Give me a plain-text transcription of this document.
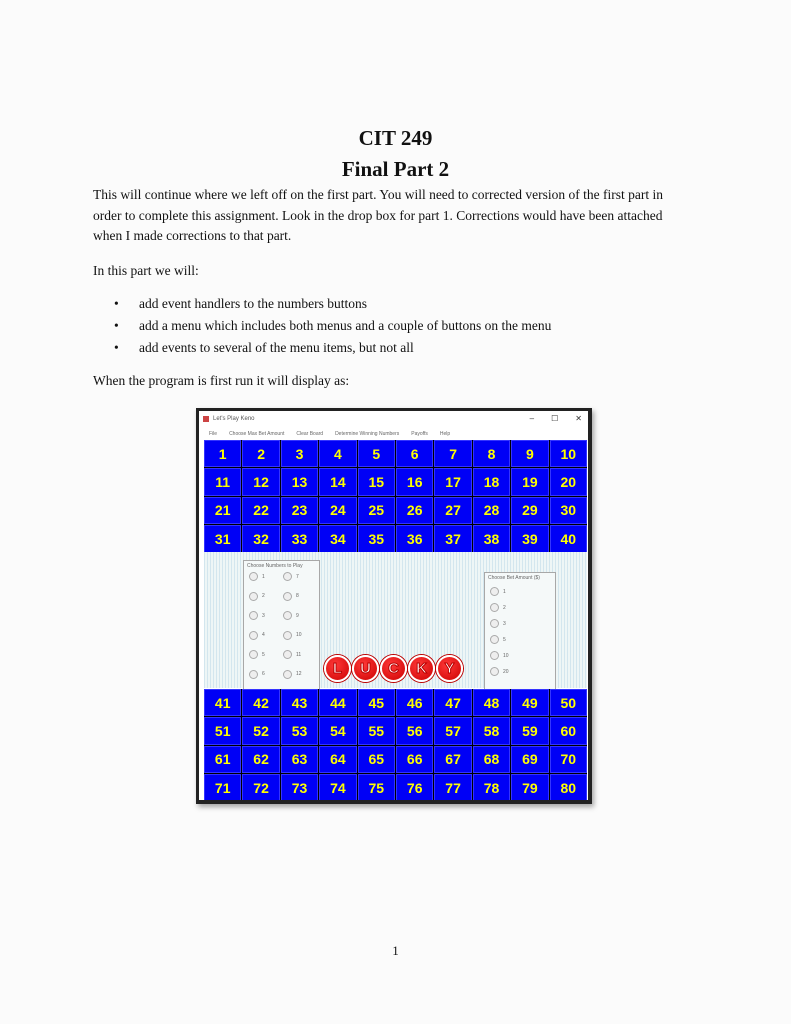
CIT 249
Final Part 2
This will continue where we left off on the first part. You will need to corrected version of the first part in order to complete this assignment. Look in the drop box for part 1. Corrections would have been attached when I made corrections to that part.
In this part we will:
• add event handlers to the numbers buttons
• add a menu which includes both menus and a couple of buttons on the menu
• add events to several of the menu items, but not all
When the program is first run it will display as:
Let's Play Keno	– ☐ ✕
File Choose Max Bet Amount Clear Board Determine Winning Numbers Payoffs Help
1	2	3	4	5	6	7	8	9	10
11	12	13	14	15	16	17	18	19	20
21	22	23	24	25	26	27	28	29	30
31	32	33	34	35	36	37	38	39	40
Choose Numbers to Play
1
2
3
4
5
6
7
8
9
10
11
12
Choose Bet Amount ($)
1
2
3
5
10
20
L	U	C	K	Y
41	42	43	44	45	46	47	48	49	50
51	52	53	54	55	56	57	58	59	60
61	62	63	64	65	66	67	68	69	70
71	72	73	74	75	76	77	78	79	80
1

· · · · · · ·

#### Given request:
Copy each line of the data above that holds "menu".

#### Output of the task:
• add a menu which includes both menus and a couple of buttons on the menu
• add events to several of the menu items, but not all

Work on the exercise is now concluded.